### SET PROBLEM
Pull every line of the entries that has the word "above".
Start DATA SUPPLIED
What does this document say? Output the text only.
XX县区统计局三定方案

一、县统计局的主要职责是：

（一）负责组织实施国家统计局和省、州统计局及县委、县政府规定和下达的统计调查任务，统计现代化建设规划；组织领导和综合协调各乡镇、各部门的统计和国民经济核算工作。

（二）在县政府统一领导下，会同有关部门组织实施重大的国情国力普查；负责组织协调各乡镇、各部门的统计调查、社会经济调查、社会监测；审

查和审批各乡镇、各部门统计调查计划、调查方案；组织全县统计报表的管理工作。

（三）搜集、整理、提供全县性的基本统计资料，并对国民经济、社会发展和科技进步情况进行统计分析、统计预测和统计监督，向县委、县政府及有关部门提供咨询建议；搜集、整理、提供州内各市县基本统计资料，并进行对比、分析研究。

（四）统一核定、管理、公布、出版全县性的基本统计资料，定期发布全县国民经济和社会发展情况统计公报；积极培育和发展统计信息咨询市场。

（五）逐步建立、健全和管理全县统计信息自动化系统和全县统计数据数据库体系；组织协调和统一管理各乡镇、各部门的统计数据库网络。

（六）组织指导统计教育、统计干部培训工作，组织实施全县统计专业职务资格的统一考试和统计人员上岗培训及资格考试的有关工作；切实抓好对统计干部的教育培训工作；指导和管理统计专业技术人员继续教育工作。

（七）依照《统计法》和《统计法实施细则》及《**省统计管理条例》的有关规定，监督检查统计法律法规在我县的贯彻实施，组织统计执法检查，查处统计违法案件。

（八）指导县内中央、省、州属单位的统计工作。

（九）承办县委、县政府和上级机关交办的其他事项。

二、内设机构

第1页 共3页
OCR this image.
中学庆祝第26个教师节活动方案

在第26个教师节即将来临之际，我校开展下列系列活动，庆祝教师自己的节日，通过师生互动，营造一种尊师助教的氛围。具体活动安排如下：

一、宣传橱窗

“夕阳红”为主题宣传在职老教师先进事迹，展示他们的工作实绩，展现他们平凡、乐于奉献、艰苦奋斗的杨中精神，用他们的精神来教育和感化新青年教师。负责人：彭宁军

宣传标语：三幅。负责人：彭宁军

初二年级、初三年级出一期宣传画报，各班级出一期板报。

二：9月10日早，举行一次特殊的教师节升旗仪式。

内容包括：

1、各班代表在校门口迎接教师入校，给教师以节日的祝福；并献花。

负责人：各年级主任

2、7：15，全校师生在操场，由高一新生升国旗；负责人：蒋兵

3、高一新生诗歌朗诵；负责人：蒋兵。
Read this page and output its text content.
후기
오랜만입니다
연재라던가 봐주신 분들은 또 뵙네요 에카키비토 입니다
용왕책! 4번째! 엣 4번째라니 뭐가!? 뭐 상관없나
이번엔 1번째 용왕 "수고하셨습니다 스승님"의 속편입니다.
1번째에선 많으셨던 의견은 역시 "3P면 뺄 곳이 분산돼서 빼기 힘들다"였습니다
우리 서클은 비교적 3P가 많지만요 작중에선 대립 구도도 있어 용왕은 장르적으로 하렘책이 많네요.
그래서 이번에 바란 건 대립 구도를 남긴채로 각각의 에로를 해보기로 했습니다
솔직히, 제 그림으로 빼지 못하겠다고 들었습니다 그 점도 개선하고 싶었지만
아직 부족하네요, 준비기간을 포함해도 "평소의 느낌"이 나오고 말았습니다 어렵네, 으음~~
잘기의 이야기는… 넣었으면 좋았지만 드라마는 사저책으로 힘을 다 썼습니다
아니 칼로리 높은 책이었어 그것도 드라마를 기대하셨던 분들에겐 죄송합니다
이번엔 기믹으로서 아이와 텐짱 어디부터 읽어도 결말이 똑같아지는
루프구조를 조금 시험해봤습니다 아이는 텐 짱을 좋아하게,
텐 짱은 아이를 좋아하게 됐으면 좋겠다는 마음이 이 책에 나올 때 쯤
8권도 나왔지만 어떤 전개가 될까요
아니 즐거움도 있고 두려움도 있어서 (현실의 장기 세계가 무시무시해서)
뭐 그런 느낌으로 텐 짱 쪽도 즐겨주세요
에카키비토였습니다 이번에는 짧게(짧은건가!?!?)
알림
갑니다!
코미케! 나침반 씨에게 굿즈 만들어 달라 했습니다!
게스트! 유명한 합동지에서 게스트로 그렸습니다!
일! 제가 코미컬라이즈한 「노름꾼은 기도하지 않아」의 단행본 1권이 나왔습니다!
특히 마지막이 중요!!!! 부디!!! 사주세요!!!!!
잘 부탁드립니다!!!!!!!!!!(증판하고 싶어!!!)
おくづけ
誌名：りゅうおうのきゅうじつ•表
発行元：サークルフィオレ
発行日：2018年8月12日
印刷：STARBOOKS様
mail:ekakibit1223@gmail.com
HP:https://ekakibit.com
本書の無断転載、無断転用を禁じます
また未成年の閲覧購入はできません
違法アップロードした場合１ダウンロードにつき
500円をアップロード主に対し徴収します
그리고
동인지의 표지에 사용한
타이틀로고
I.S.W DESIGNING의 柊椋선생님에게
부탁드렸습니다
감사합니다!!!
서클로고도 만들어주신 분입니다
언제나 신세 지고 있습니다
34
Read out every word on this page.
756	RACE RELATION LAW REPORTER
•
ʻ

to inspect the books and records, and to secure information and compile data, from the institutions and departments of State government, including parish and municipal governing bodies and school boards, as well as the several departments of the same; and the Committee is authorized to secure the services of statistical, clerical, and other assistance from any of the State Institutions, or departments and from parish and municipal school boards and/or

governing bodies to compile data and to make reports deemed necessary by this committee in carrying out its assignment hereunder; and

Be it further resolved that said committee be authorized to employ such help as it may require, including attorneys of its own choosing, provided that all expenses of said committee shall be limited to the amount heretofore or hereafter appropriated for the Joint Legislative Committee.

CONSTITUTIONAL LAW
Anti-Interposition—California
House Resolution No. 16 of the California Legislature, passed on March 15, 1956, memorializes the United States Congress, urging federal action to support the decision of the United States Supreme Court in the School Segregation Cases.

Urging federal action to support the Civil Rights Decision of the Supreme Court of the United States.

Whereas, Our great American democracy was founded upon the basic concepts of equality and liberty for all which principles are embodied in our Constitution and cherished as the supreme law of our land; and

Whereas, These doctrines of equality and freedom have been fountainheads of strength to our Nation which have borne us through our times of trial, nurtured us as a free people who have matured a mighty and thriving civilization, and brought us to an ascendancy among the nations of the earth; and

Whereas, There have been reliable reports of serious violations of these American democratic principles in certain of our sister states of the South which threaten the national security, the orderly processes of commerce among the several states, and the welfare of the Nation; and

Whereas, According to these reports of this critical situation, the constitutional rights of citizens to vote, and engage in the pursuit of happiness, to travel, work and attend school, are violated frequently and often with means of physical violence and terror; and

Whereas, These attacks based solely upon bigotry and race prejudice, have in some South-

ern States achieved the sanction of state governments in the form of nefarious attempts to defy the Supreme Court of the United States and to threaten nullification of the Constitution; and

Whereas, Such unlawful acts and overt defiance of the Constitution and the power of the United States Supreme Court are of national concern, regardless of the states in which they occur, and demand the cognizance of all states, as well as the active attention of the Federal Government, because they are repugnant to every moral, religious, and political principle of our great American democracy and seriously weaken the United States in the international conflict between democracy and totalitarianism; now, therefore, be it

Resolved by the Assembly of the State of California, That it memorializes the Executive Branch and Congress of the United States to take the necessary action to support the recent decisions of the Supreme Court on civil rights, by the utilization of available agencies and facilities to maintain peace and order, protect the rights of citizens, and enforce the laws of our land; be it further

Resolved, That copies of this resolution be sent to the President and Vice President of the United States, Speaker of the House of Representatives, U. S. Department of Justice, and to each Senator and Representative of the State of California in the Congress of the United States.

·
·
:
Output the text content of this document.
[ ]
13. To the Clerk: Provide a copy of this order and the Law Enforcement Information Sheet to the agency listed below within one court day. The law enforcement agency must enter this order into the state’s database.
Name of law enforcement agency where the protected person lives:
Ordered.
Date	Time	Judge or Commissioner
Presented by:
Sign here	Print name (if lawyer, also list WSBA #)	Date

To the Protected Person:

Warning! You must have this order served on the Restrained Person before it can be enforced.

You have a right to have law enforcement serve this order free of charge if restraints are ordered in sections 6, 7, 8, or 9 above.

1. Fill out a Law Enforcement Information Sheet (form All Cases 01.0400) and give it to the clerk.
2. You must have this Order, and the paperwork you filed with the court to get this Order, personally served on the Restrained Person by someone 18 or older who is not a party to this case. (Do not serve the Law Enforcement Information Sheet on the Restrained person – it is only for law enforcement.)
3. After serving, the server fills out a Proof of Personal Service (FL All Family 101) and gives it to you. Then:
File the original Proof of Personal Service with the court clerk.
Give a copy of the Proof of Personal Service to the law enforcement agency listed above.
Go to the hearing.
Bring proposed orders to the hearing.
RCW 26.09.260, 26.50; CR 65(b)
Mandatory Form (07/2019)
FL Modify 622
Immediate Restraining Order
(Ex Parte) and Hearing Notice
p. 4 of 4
End DATA SUPPLIED
### SOLUTION TO THIS PROBLEM
You have a right to have law enforcement serve this order free of charge if restraints are ordered in sections 6, 7, 8, or 9 above.
Give a copy of the Proof of Personal Service to the law enforcement agency listed above.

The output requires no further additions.